__Work to complete__. Pick out each line in these entries that contains the string "несут".

** Start **

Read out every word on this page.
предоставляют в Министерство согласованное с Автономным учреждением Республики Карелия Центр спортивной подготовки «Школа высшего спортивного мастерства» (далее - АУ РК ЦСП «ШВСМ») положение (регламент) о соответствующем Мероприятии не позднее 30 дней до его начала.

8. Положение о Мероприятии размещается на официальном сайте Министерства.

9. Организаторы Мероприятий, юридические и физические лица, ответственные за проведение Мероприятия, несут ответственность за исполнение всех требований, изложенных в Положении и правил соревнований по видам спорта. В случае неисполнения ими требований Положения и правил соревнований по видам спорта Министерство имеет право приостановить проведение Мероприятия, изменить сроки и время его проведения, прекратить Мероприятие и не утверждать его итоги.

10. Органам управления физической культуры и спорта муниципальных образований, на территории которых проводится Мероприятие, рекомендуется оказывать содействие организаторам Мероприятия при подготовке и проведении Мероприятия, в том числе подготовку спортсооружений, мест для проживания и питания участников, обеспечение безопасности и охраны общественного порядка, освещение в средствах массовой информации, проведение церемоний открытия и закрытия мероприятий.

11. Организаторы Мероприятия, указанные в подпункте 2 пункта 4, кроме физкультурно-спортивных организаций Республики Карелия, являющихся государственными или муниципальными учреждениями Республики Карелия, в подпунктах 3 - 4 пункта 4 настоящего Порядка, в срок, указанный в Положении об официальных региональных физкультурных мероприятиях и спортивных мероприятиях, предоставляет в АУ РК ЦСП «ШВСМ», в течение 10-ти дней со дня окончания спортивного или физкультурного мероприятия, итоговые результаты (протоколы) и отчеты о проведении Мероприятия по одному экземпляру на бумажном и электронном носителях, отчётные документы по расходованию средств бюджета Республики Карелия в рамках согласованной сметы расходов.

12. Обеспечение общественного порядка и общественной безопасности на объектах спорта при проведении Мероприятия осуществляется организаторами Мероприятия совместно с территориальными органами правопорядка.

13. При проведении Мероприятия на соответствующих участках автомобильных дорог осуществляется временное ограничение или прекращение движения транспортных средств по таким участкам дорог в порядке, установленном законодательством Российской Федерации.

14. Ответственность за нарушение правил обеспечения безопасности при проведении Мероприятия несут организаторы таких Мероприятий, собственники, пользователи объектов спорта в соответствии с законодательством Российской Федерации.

** End **

__Exercise response__.
9. Организаторы Мероприятий, юридические и физические лица, ответственные за проведение Мероприятия, несут ответственность за исполнение всех требований, изложенных в Положении и правил соревнований по видам спорта. В случае неисполнения ими требований Положения и правил соревнований по видам спорта Министерство имеет право приостановить проведение Мероприятия, изменить сроки и время его проведения, прекратить Мероприятие и не утверждать его итоги.
14. Ответственность за нарушение правил обеспечения безопасности при проведении Мероприятия несут организаторы таких Мероприятий, собственники, пользователи объектов спорта в соответствии с законодательством Российской Федерации.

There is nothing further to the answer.